>>>>>

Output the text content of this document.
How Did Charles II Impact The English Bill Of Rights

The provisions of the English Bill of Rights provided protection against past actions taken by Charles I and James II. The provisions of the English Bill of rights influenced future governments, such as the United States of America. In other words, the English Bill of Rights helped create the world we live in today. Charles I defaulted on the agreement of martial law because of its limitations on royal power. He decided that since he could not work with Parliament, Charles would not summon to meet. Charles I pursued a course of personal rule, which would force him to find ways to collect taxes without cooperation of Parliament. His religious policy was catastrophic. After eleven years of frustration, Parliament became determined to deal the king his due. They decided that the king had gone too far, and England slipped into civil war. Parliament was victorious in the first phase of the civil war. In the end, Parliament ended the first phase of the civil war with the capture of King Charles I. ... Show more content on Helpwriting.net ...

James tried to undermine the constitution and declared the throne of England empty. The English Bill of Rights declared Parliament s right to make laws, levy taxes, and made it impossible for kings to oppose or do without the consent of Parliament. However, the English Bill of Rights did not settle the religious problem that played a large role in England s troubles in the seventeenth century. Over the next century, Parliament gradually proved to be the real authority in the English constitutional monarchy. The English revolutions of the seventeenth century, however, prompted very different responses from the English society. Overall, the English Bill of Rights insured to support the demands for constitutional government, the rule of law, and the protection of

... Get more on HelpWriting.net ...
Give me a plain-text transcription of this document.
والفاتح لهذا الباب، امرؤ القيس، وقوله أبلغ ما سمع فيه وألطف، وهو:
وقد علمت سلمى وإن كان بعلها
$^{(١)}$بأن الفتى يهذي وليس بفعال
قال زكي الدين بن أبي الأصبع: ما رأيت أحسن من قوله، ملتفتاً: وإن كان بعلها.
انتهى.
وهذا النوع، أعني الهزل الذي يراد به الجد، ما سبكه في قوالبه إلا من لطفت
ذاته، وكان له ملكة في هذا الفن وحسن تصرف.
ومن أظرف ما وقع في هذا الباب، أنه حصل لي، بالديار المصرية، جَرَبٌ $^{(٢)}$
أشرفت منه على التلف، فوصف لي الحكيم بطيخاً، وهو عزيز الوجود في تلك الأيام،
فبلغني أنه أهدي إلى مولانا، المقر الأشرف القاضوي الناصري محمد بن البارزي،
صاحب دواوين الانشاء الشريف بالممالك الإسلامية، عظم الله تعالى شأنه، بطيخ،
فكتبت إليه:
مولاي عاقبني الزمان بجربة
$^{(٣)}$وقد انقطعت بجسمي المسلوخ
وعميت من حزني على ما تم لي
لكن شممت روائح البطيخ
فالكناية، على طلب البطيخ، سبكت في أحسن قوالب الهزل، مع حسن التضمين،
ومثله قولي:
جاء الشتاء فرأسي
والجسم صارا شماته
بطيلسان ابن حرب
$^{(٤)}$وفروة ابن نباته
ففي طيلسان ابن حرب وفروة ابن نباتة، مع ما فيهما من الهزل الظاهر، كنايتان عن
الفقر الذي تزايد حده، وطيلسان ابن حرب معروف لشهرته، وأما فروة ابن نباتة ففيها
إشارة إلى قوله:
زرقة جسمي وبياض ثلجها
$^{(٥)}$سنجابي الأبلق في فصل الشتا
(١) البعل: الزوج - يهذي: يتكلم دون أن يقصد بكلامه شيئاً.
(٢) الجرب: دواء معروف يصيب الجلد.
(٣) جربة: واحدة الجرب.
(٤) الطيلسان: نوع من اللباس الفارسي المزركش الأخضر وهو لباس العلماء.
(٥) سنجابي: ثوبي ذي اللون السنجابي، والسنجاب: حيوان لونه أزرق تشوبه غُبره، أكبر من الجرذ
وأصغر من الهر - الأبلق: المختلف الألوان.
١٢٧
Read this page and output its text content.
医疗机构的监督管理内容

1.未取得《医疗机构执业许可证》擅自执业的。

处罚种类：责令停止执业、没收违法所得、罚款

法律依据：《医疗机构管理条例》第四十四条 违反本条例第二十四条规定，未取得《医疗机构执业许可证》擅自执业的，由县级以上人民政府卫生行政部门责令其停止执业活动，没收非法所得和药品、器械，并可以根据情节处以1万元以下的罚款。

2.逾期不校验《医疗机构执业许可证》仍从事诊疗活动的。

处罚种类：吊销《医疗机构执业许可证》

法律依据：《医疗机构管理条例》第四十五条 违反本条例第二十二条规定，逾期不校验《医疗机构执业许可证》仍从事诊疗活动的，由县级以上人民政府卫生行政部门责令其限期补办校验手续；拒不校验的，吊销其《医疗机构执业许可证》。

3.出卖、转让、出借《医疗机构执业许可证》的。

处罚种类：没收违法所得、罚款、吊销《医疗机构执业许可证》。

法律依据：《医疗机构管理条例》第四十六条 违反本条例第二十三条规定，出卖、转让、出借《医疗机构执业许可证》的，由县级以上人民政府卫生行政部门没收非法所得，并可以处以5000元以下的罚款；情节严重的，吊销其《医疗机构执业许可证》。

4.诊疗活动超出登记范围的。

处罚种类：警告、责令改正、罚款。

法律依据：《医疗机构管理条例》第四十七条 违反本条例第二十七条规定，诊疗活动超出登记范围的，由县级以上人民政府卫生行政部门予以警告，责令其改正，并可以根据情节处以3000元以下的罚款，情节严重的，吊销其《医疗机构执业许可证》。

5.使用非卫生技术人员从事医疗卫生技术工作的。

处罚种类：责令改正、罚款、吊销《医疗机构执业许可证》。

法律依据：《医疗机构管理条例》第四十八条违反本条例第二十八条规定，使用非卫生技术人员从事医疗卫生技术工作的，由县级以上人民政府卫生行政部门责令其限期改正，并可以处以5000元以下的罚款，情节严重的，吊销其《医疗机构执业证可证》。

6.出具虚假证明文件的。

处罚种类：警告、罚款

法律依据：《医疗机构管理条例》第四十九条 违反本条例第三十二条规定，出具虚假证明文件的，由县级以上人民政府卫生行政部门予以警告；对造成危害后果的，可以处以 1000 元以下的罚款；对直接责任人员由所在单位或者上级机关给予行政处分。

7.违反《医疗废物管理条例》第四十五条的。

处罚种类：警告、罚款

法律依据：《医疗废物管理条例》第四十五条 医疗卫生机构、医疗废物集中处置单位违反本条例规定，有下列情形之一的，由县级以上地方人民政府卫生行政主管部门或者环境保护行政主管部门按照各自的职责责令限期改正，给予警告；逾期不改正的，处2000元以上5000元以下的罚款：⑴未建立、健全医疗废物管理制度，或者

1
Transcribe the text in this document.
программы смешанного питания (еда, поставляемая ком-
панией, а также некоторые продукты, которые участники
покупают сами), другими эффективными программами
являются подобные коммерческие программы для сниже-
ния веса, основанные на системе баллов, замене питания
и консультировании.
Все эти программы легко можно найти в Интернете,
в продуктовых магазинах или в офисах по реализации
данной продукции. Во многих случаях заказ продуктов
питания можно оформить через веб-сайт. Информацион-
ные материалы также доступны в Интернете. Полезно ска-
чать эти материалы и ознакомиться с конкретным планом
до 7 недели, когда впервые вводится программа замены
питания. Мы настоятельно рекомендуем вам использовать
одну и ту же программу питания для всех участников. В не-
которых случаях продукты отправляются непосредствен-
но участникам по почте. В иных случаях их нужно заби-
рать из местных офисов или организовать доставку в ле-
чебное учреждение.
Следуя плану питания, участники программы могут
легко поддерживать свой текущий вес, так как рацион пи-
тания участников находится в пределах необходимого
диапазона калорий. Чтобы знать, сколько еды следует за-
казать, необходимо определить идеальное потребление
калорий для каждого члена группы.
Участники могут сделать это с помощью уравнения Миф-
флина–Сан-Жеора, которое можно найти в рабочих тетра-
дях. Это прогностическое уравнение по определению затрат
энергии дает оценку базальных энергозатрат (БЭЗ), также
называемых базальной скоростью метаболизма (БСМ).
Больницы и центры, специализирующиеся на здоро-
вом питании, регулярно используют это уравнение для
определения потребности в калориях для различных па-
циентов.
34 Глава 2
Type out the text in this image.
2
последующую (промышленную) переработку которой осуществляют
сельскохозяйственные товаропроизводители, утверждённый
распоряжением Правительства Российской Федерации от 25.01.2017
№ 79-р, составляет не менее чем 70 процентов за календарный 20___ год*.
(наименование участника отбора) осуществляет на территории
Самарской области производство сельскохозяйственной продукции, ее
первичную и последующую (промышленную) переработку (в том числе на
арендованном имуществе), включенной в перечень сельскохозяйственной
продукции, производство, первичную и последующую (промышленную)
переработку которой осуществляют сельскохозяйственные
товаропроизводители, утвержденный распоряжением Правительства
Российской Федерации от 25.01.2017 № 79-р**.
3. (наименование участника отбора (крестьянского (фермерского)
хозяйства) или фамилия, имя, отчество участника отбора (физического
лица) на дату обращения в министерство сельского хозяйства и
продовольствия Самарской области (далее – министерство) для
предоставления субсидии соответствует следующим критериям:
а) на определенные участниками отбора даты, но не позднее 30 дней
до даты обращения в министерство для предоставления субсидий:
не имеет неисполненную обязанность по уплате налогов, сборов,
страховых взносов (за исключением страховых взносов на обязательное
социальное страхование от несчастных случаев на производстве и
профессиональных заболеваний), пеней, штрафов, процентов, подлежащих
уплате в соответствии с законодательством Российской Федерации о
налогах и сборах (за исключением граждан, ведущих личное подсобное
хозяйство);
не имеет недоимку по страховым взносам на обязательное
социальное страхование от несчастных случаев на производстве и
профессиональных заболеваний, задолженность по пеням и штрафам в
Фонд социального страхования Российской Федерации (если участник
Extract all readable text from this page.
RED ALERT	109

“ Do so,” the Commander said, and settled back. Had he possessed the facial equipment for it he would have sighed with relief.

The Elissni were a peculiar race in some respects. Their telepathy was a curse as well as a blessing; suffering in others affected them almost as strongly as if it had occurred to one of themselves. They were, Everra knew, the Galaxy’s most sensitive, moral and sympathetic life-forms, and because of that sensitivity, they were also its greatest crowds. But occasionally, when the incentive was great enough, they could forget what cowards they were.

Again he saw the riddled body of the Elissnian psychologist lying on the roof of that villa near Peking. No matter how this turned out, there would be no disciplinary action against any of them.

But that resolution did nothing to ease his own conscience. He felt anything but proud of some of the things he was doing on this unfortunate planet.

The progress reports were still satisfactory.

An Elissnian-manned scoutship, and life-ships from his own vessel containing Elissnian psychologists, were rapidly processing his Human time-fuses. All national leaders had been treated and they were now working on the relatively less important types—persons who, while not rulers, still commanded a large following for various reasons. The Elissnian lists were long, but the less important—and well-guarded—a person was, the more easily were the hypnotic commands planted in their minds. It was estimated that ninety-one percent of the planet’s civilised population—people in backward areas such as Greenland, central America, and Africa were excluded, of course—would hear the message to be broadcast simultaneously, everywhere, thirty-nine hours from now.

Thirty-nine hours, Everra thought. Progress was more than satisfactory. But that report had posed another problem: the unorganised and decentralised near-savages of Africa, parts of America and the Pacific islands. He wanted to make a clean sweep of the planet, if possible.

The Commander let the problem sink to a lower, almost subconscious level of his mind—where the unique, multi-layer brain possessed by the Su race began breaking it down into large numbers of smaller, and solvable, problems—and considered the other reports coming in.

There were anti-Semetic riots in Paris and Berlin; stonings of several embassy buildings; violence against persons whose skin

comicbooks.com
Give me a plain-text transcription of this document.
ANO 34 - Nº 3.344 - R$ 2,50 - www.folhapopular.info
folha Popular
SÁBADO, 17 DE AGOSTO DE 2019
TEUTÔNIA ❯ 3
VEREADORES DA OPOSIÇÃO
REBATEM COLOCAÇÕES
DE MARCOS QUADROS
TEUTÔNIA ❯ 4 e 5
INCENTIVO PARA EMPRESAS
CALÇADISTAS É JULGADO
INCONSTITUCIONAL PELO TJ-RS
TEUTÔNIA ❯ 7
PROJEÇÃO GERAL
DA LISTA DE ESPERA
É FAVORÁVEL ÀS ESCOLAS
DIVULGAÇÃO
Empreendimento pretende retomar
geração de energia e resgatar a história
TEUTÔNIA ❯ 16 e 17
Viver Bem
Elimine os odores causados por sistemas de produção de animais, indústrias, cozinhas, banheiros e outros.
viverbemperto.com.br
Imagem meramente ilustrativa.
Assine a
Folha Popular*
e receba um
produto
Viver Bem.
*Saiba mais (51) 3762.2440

<<<<<

Problem description: Check each line above for the word "Федерации", and copy the lines where it appears.

Solution:
распоряжением Правительства Российской Федерации от 25.01.2017
Российской Федерации от 25.01.2017 № 79-р**.
уплате в соответствии с законодательством Российской Федерации о
Фонд социального страхования Российской Федерации (если участник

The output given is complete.